Send back all the data below, exactly as given.

------ TASK MATERIAL ------

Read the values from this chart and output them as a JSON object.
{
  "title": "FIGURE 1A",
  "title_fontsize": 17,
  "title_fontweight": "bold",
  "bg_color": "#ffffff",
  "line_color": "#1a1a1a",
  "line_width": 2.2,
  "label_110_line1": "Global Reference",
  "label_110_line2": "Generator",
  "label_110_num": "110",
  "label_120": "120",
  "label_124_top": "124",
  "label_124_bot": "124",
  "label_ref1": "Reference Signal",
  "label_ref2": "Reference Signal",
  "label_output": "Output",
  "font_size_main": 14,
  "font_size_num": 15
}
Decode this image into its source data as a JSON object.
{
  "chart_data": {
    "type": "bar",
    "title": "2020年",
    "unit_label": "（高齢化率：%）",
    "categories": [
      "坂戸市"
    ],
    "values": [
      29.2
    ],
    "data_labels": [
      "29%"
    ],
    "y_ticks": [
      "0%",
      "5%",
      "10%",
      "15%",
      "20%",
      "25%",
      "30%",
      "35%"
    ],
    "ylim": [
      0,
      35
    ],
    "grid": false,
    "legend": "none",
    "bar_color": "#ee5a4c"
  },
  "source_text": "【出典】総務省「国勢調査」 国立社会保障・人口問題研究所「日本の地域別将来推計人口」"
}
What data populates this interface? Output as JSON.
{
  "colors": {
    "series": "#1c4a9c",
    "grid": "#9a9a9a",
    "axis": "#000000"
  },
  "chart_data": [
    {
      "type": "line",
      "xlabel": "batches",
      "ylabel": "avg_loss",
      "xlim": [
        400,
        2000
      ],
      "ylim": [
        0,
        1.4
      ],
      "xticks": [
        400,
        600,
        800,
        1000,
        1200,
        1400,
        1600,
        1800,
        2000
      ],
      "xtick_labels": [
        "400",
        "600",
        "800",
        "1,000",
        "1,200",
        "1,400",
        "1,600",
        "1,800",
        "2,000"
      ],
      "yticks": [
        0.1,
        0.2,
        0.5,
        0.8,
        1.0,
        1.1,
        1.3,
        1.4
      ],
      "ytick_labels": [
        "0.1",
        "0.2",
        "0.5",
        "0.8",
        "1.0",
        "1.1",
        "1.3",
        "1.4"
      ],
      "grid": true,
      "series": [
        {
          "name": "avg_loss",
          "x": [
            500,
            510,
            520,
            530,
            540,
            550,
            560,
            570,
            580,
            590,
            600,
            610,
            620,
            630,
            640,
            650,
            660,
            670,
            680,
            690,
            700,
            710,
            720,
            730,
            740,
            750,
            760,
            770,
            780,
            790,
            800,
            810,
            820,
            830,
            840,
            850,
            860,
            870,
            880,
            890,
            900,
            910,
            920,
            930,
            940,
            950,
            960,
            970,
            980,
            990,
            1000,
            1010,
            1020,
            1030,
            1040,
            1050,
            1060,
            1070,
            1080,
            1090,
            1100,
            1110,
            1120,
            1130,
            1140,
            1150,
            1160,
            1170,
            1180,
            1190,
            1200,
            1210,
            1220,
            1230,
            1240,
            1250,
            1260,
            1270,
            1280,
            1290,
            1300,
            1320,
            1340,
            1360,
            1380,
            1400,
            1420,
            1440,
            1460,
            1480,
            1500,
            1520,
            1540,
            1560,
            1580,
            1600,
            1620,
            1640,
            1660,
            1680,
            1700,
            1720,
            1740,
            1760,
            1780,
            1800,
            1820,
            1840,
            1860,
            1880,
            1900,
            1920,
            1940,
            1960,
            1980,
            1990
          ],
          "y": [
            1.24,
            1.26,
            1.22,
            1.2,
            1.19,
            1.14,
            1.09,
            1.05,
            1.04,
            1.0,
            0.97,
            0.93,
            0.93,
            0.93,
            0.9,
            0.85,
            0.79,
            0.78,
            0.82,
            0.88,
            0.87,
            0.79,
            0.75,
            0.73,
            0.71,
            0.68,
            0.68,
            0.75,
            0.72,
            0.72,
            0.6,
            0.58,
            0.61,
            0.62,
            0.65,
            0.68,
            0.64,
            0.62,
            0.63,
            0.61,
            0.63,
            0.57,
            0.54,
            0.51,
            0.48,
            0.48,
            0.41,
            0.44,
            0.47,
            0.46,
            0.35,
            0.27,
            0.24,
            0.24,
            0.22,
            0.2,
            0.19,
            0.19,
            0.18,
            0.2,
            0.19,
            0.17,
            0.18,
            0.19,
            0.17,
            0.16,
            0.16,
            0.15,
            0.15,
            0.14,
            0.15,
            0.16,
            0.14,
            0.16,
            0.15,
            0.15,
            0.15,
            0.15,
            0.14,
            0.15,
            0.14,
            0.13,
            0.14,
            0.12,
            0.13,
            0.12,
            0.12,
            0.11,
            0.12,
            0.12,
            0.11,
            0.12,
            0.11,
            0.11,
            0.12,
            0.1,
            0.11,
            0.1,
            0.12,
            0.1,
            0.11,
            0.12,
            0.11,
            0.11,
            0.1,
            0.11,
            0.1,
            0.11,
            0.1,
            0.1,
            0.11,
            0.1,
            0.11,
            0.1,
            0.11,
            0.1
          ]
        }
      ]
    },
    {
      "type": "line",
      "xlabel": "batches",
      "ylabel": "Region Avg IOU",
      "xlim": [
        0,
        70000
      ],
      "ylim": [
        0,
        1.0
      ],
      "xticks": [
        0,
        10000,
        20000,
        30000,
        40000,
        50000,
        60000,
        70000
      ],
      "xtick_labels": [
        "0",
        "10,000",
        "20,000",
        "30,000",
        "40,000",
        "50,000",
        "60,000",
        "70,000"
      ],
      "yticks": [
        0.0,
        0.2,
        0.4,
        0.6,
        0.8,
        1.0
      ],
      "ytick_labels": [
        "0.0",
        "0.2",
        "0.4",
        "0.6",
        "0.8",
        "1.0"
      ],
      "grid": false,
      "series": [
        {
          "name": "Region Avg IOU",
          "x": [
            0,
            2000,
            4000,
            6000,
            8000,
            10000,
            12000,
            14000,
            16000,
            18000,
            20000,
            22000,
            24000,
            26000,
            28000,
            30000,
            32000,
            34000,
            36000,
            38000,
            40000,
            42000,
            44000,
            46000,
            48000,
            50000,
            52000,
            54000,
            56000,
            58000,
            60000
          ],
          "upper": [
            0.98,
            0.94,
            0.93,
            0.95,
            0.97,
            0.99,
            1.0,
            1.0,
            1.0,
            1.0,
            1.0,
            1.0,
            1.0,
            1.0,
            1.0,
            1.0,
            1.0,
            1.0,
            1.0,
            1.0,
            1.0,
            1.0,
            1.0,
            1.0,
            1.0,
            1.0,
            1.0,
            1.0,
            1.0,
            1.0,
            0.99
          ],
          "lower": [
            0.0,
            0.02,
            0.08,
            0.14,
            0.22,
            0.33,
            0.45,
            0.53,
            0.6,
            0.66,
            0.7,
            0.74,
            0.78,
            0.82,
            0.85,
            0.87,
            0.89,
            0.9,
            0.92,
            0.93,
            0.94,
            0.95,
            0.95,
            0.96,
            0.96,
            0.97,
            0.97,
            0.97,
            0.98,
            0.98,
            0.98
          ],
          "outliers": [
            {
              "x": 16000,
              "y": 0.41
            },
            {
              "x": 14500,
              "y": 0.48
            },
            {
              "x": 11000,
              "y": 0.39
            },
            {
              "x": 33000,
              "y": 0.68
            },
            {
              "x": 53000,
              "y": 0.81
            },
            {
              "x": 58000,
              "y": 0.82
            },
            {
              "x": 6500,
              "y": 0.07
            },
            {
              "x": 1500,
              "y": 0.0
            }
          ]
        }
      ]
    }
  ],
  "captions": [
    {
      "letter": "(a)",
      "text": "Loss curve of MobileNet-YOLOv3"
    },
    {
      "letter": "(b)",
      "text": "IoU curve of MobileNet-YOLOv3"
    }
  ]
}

------

— EXERCISE RESPONSE —
Read the values from this chart and output them as a JSON object.
{
  "title": "FIGURE 1A",
  "title_fontsize": 17,
  "title_fontweight": "bold",
  "bg_color": "#ffffff",
  "line_color": "#1a1a1a",
  "line_width": 2.2,
  "label_110_line1": "Global Reference",
  "label_110_line2": "Generator",
  "label_110_num": "110",
  "label_120": "120",
  "label_124_top": "124",
  "label_124_bot": "124",
  "label_ref1": "Reference Signal",
  "label_ref2": "Reference Signal",
  "label_output": "Output",
  "font_size_main": 14,
  "font_size_num": 15
}
Decode this image into its source data as a JSON object.
{
  "chart_data": {
    "type": "bar",
    "title": "2020年",
    "unit_label": "（高齢化率：%）",
    "categories": [
      "坂戸市"
    ],
    "values": [
      29.2
    ],
    "data_labels": [
      "29%"
    ],
    "y_ticks": [
      "0%",
      "5%",
      "10%",
      "15%",
      "20%",
      "25%",
      "30%",
      "35%"
    ],
    "ylim": [
      0,
      35
    ],
    "grid": false,
    "legend": "none",
    "bar_color": "#ee5a4c"
  },
  "source_text": "【出典】総務省「国勢調査」 国立社会保障・人口問題研究所「日本の地域別将来推計人口」"
}
What data populates this interface? Output as JSON.
{
  "colors": {
    "series": "#1c4a9c",
    "grid": "#9a9a9a",
    "axis": "#000000"
  },
  "chart_data": [
    {
      "type": "line",
      "xlabel": "batches",
      "ylabel": "avg_loss",
      "xlim": [
        400,
        2000
      ],
      "ylim": [
        0,
        1.4
      ],
      "xticks": [
        400,
        600,
        800,
        1000,
        1200,
        1400,
        1600,
        1800,
        2000
      ],
      "xtick_labels": [
        "400",
        "600",
        "800",
        "1,000",
        "1,200",
        "1,400",
        "1,600",
        "1,800",
        "2,000"
      ],
      "yticks": [
        0.1,
        0.2,
        0.5,
        0.8,
        1.0,
        1.1,
        1.3,
        1.4
      ],
      "ytick_labels": [
        "0.1",
        "0.2",
        "0.5",
        "0.8",
        "1.0",
        "1.1",
        "1.3",
        "1.4"
      ],
      "grid": true,
      "series": [
        {
          "name": "avg_loss",
          "x": [
            500,
            510,
            520,
            530,
            540,
            550,
            560,
            570,
            580,
            590,
            600,
            610,
            620,
            630,
            640,
            650,
            660,
            670,
            680,
            690,
            700,
            710,
            720,
            730,
            740,
            750,
            760,
            770,
            780,
            790,
            800,
            810,
            820,
            830,
            840,
            850,
            860,
            870,
            880,
            890,
            900,
            910,
            920,
            930,
            940,
            950,
            960,
            970,
            980,
            990,
            1000,
            1010,
            1020,
            1030,
            1040,
            1050,
            1060,
            1070,
            1080,
            1090,
            1100,
            1110,
            1120,
            1130,
            1140,
            1150,
            1160,
            1170,
            1180,
            1190,
            1200,
            1210,
            1220,
            1230,
            1240,
            1250,
            1260,
            1270,
            1280,
            1290,
            1300,
            1320,
            1340,
            1360,
            1380,
            1400,
            1420,
            1440,
            1460,
            1480,
            1500,
            1520,
            1540,
            1560,
            1580,
            1600,
            1620,
            1640,
            1660,
            1680,
            1700,
            1720,
            1740,
            1760,
            1780,
            1800,
            1820,
            1840,
            1860,
            1880,
            1900,
            1920,
            1940,
            1960,
            1980,
            1990
          ],
          "y": [
            1.24,
            1.26,
            1.22,
            1.2,
            1.19,
            1.14,
            1.09,
            1.05,
            1.04,
            1.0,
            0.97,
            0.93,
            0.93,
            0.93,
            0.9,
            0.85,
            0.79,
            0.78,
            0.82,
            0.88,
            0.87,
            0.79,
            0.75,
            0.73,
            0.71,
            0.68,
            0.68,
            0.75,
            0.72,
            0.72,
            0.6,
            0.58,
            0.61,
            0.62,
            0.65,
            0.68,
            0.64,
            0.62,
            0.63,
            0.61,
            0.63,
            0.57,
            0.54,
            0.51,
            0.48,
            0.48,
            0.41,
            0.44,
            0.47,
            0.46,
            0.35,
            0.27,
            0.24,
            0.24,
            0.22,
            0.2,
            0.19,
            0.19,
            0.18,
            0.2,
            0.19,
            0.17,
            0.18,
            0.19,
            0.17,
            0.16,
            0.16,
            0.15,
            0.15,
            0.14,
            0.15,
            0.16,
            0.14,
            0.16,
            0.15,
            0.15,
            0.15,
            0.15,
            0.14,
            0.15,
            0.14,
            0.13,
            0.14,
            0.12,
            0.13,
            0.12,
            0.12,
            0.11,
            0.12,
            0.12,
            0.11,
            0.12,
            0.11,
            0.11,
            0.12,
            0.1,
            0.11,
            0.1,
            0.12,
            0.1,
            0.11,
            0.12,
            0.11,
            0.11,
            0.1,
            0.11,
            0.1,
            0.11,
            0.1,
            0.1,
            0.11,
            0.1,
            0.11,
            0.1,
            0.11,
            0.1
          ]
        }
      ]
    },
    {
      "type": "line",
      "xlabel": "batches",
      "ylabel": "Region Avg IOU",
      "xlim": [
        0,
        70000
      ],
      "ylim": [
        0,
        1.0
      ],
      "xticks": [
        0,
        10000,
        20000,
        30000,
        40000,
        50000,
        60000,
        70000
      ],
      "xtick_labels": [
        "0",
        "10,000",
        "20,000",
        "30,000",
        "40,000",
        "50,000",
        "60,000",
        "70,000"
      ],
      "yticks": [
        0.0,
        0.2,
        0.4,
        0.6,
        0.8,
        1.0
      ],
      "ytick_labels": [
        "0.0",
        "0.2",
        "0.4",
        "0.6",
        "0.8",
        "1.0"
      ],
      "grid": false,
      "series": [
        {
          "name": "Region Avg IOU",
          "x": [
            0,
            2000,
            4000,
            6000,
            8000,
            10000,
            12000,
            14000,
            16000,
            18000,
            20000,
            22000,
            24000,
            26000,
            28000,
            30000,
            32000,
            34000,
            36000,
            38000,
            40000,
            42000,
            44000,
            46000,
            48000,
            50000,
            52000,
            54000,
            56000,
            58000,
            60000
          ],
          "upper": [
            0.98,
            0.94,
            0.93,
            0.95,
            0.97,
            0.99,
            1.0,
            1.0,
            1.0,
            1.0,
            1.0,
            1.0,
            1.0,
            1.0,
            1.0,
            1.0,
            1.0,
            1.0,
            1.0,
            1.0,
            1.0,
            1.0,
            1.0,
            1.0,
            1.0,
            1.0,
            1.0,
            1.0,
            1.0,
            1.0,
            0.99
          ],
          "lower": [
            0.0,
            0.02,
            0.08,
            0.14,
            0.22,
            0.33,
            0.45,
            0.53,
            0.6,
            0.66,
            0.7,
            0.74,
            0.78,
            0.82,
            0.85,
            0.87,
            0.89,
            0.9,
            0.92,
            0.93,
            0.94,
            0.95,
            0.95,
            0.96,
            0.96,
            0.97,
            0.97,
            0.97,
            0.98,
            0.98,
            0.98
          ],
          "outliers": [
            {
              "x": 16000,
              "y": 0.41
            },
            {
              "x": 14500,
              "y": 0.48
            },
            {
              "x": 11000,
              "y": 0.39
            },
            {
              "x": 33000,
              "y": 0.68
            },
            {
              "x": 53000,
              "y": 0.81
            },
            {
              "x": 58000,
              "y": 0.82
            },
            {
              "x": 6500,
              "y": 0.07
            },
            {
              "x": 1500,
              "y": 0.0
            }
          ]
        }
      ]
    }
  ],
  "captions": [
    {
      "letter": "(a)",
      "text": "Loss curve of MobileNet-YOLOv3"
    },
    {
      "letter": "(b)",
      "text": "IoU curve of MobileNet-YOLOv3"
    }
  ]
}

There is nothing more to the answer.